__Problem statement__.
Assemble all lines in which the string "предприятия" appears.
○ ○ ○ ○
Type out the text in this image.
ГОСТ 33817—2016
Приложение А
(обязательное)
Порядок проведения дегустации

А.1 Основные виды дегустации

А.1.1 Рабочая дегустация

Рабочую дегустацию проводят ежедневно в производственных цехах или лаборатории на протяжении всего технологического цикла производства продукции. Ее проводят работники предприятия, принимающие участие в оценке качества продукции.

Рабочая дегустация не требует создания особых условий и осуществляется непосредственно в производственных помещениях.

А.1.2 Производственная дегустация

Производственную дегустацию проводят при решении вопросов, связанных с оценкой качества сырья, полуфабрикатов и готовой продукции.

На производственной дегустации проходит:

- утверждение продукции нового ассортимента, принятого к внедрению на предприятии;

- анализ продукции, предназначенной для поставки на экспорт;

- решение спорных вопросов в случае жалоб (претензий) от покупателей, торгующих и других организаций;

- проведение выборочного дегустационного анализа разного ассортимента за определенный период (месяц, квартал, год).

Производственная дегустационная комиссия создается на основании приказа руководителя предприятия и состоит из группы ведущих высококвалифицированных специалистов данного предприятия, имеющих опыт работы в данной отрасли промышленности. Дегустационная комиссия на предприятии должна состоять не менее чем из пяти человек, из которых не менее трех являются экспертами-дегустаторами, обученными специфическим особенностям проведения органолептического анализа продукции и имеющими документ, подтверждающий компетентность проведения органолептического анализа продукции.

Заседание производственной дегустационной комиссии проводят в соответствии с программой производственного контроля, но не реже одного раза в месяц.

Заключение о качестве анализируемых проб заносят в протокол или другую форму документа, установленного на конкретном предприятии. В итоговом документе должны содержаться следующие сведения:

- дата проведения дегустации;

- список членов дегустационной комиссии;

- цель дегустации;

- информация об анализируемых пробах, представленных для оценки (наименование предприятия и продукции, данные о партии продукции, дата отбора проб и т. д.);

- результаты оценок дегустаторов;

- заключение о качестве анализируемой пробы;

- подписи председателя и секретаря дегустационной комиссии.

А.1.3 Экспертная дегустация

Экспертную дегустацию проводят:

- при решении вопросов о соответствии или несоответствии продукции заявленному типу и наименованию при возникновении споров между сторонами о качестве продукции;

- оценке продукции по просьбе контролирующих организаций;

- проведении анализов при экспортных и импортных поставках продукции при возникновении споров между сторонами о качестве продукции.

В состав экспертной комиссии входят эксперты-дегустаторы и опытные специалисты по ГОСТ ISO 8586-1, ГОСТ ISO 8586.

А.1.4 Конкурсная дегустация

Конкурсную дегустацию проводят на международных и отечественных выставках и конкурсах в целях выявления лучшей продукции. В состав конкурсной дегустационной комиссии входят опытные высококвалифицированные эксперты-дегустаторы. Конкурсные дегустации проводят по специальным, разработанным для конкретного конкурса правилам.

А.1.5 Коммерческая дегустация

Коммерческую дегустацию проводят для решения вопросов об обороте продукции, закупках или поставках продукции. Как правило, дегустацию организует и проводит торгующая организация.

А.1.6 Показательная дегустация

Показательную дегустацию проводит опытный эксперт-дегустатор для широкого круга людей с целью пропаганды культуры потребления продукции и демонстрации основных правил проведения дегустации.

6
○ ○ ○ ○
__The result__.
Рабочую дегустацию проводят ежедневно в производственных цехах или лаборатории на протяжении всего технологического цикла производства продукции. Ее проводят работники предприятия, принимающие участие в оценке качества продукции.
Производственная дегустационная комиссия создается на основании приказа руководителя предприятия и состоит из группы ведущих высококвалифицированных специалистов данного предприятия, имеющих опыт работы в данной отрасли промышленности. Дегустационная комиссия на предприятии должна состоять не менее чем из пяти человек, из которых не менее трех являются экспертами-дегустаторами, обученными специфическим особенностям проведения органолептического анализа продукции и имеющими документ, подтверждающий компетентность проведения органолептического анализа продукции.
- информация об анализируемых пробах, представленных для оценки (наименование предприятия и продукции, данные о партии продукции, дата отбора проб и т. д.);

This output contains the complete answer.